- _Prompt_
Which lines hold the string "Number"? Copy every one of them.

--- START ---

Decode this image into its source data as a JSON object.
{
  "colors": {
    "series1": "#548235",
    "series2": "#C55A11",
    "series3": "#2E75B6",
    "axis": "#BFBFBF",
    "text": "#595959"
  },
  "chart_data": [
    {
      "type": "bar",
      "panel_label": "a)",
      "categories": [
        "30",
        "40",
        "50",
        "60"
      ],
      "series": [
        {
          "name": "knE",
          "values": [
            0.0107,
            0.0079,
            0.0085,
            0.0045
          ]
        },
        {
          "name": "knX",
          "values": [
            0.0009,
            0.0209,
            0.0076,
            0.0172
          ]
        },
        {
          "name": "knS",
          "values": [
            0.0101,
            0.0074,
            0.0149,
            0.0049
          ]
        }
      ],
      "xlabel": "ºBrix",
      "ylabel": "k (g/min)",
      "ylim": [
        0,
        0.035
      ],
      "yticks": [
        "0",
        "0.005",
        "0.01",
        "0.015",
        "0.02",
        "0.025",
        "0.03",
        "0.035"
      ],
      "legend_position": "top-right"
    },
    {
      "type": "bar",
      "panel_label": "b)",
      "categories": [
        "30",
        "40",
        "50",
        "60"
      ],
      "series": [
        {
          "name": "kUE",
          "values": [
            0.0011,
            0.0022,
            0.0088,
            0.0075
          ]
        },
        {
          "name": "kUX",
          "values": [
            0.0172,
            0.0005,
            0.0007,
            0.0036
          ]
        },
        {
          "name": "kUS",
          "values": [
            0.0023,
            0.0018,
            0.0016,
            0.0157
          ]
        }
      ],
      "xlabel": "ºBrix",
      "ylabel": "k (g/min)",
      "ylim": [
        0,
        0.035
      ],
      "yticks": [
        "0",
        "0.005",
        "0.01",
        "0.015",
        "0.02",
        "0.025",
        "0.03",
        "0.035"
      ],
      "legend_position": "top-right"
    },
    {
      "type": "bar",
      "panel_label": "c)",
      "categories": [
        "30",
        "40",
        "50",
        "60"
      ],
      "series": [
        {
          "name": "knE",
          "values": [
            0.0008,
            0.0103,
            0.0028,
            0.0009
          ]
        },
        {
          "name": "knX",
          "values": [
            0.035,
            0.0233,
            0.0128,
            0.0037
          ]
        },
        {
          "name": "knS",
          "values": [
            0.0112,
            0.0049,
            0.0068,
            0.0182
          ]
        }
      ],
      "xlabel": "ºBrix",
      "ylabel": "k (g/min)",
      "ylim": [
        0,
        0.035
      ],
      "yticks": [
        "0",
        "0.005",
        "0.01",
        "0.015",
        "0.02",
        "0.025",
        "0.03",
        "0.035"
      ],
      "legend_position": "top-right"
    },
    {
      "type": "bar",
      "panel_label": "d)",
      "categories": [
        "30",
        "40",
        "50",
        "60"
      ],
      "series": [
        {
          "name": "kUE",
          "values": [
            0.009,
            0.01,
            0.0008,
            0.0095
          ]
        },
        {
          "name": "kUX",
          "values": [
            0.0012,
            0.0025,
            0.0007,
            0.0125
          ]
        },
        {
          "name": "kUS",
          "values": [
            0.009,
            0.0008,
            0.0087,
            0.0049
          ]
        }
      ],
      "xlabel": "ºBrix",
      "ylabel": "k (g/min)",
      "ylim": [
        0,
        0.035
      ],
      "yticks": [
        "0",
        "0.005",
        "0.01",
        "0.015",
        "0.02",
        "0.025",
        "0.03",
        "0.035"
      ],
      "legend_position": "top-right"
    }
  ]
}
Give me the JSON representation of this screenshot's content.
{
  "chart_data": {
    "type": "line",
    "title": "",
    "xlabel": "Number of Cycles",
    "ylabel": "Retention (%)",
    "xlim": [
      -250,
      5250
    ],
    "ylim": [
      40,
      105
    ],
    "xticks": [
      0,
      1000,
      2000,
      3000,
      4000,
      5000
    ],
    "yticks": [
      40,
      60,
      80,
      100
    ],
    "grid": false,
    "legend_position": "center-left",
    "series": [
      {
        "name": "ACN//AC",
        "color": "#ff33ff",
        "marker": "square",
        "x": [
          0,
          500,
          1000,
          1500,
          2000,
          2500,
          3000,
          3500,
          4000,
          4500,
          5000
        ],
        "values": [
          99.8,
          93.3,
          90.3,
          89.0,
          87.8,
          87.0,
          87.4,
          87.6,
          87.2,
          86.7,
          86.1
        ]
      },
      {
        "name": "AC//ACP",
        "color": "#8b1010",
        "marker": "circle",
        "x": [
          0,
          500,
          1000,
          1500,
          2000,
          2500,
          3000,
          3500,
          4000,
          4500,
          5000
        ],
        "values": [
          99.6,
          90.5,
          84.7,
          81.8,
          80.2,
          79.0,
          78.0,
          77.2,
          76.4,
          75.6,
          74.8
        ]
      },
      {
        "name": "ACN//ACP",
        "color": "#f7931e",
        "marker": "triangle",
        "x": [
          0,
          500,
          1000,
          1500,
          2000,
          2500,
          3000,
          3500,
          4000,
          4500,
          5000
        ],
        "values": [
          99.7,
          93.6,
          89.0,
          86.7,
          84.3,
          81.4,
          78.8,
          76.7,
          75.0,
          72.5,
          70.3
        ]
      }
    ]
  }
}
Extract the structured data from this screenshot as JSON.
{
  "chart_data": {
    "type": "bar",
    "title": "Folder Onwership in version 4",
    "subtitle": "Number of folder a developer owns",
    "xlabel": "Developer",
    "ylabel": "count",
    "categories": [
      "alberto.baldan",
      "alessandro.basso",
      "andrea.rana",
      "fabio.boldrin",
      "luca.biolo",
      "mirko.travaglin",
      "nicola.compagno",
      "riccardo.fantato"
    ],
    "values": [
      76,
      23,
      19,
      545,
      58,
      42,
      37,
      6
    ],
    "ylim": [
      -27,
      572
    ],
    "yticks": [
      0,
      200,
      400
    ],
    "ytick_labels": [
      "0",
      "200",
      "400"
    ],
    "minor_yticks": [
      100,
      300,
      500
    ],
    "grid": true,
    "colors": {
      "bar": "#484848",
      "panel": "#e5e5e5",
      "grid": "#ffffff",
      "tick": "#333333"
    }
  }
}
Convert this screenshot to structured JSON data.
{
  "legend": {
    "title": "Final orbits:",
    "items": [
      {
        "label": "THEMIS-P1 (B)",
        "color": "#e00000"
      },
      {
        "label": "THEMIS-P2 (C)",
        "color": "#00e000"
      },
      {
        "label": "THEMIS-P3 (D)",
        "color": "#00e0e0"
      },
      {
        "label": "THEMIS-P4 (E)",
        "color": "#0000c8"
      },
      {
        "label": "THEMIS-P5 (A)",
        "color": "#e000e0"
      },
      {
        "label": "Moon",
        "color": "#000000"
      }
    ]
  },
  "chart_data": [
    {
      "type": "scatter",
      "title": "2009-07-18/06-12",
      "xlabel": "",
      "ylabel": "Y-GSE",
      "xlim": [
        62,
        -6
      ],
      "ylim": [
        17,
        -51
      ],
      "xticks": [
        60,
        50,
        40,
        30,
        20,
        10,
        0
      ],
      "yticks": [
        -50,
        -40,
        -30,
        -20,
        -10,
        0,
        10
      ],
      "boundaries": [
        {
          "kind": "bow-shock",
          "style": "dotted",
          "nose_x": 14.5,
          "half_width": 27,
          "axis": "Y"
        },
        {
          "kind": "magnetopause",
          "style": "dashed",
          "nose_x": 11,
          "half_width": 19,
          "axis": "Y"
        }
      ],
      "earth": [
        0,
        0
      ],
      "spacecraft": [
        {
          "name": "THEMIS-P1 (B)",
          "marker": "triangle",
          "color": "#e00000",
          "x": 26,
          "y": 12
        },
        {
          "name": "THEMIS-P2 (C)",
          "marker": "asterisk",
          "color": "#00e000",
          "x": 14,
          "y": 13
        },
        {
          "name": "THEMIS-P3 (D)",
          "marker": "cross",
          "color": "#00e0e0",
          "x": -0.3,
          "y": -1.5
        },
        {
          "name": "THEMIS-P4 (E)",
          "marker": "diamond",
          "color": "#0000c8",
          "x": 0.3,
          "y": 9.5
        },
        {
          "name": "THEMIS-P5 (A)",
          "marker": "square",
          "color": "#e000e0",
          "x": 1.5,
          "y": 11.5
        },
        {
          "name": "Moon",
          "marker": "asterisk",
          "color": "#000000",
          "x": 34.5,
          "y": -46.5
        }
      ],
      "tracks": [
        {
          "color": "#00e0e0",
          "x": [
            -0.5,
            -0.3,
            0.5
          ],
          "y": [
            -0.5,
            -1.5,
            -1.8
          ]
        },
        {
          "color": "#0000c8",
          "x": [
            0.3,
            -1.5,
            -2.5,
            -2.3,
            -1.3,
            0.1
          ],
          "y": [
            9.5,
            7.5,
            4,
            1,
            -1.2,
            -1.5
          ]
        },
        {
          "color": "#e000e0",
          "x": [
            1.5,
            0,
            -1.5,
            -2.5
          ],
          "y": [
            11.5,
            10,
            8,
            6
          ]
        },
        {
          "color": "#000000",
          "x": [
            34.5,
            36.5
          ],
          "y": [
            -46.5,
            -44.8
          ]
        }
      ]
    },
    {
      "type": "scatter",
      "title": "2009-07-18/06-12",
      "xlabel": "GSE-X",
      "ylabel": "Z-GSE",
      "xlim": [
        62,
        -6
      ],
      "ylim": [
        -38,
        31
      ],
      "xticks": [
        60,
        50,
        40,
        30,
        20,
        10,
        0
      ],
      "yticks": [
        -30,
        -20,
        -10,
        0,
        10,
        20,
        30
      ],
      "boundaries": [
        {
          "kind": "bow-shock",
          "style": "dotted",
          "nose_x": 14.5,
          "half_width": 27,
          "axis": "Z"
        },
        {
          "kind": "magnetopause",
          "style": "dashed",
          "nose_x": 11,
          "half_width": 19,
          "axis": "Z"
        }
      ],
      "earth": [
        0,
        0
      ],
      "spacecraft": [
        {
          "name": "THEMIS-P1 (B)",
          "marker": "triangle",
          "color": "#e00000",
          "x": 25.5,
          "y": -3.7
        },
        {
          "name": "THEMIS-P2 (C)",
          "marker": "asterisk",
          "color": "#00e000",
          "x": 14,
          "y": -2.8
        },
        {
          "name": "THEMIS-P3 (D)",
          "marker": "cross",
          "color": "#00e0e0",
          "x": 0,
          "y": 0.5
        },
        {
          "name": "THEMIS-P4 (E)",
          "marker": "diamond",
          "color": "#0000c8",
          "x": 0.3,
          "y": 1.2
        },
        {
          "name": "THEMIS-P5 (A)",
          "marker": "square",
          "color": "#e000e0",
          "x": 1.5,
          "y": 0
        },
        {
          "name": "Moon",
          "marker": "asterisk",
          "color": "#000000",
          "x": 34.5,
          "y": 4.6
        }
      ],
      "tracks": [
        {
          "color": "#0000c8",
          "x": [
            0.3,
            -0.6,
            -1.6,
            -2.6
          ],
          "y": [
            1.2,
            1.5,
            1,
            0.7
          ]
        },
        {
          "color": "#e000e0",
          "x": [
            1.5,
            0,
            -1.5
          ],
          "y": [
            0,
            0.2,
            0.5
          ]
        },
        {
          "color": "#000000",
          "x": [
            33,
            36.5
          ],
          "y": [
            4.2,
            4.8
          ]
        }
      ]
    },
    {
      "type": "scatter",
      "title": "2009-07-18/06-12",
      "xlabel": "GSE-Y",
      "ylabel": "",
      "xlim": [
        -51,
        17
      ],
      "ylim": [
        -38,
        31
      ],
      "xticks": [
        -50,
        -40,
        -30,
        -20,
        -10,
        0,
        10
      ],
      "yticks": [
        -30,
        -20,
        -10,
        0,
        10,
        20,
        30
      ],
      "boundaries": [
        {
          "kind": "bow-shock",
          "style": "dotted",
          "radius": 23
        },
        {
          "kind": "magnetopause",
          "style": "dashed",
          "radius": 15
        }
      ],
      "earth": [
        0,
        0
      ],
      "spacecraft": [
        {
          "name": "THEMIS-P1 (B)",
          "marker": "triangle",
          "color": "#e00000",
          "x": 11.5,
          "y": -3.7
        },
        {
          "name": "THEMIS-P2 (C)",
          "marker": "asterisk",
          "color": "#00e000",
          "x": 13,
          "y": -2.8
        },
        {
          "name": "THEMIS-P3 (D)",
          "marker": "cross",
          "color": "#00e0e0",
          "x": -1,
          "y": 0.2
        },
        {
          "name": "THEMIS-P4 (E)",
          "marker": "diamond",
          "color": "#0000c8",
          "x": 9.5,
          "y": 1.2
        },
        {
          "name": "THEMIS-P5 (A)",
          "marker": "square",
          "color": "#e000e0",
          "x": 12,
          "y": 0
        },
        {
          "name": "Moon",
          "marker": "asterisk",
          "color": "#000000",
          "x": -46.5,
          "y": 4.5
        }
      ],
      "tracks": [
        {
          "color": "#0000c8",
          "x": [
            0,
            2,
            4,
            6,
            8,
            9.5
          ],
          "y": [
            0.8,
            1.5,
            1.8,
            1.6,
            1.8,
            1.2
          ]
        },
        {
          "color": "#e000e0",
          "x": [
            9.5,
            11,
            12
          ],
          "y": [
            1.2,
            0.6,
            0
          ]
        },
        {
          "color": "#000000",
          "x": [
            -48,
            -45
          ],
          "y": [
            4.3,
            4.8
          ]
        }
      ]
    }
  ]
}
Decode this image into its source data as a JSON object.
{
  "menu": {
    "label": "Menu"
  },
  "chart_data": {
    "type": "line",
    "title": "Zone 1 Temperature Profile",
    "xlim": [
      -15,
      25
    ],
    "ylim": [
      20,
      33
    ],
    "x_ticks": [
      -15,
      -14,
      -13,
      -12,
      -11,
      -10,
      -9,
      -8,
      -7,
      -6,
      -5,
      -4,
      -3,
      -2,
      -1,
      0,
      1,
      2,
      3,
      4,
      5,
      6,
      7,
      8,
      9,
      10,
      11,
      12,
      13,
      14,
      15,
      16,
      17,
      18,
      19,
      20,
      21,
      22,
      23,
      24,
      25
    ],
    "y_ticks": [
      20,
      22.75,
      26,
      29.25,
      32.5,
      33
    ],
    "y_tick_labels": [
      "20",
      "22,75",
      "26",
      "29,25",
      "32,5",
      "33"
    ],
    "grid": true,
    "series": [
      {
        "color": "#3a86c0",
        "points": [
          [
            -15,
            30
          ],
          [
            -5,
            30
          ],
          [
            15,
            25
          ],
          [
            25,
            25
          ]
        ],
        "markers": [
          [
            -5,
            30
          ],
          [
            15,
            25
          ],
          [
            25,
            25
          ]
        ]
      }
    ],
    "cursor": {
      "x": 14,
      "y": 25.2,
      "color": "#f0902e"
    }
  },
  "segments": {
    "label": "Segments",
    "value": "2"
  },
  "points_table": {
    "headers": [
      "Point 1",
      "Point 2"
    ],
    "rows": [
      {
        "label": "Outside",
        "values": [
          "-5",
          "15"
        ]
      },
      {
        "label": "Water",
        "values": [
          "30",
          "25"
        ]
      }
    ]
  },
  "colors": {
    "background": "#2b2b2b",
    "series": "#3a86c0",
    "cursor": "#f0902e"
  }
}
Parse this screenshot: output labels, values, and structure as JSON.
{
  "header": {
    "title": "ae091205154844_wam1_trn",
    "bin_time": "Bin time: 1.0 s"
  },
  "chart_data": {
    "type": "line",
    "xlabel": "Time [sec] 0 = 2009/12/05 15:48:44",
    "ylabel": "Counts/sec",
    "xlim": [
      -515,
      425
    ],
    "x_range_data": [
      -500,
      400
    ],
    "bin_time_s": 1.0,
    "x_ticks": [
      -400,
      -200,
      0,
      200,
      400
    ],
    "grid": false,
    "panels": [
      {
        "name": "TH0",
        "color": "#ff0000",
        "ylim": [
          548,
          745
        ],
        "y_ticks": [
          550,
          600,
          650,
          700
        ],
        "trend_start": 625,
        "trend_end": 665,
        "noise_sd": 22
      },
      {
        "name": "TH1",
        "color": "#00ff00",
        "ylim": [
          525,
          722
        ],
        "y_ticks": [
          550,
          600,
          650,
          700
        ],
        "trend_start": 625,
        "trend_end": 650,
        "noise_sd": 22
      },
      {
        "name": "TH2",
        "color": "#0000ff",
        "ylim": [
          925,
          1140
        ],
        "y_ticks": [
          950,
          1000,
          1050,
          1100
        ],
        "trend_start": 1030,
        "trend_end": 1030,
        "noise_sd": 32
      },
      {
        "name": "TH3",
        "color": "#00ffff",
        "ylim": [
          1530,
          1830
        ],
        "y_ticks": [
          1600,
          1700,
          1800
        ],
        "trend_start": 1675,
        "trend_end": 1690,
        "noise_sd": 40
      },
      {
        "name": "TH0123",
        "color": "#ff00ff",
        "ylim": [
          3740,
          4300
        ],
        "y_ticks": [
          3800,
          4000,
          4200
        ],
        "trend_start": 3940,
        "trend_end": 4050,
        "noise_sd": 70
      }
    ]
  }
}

--- END ---

- _Result below_
    "xlabel": "Number of Cycles",
    "subtitle": "Number of folder a developer owns",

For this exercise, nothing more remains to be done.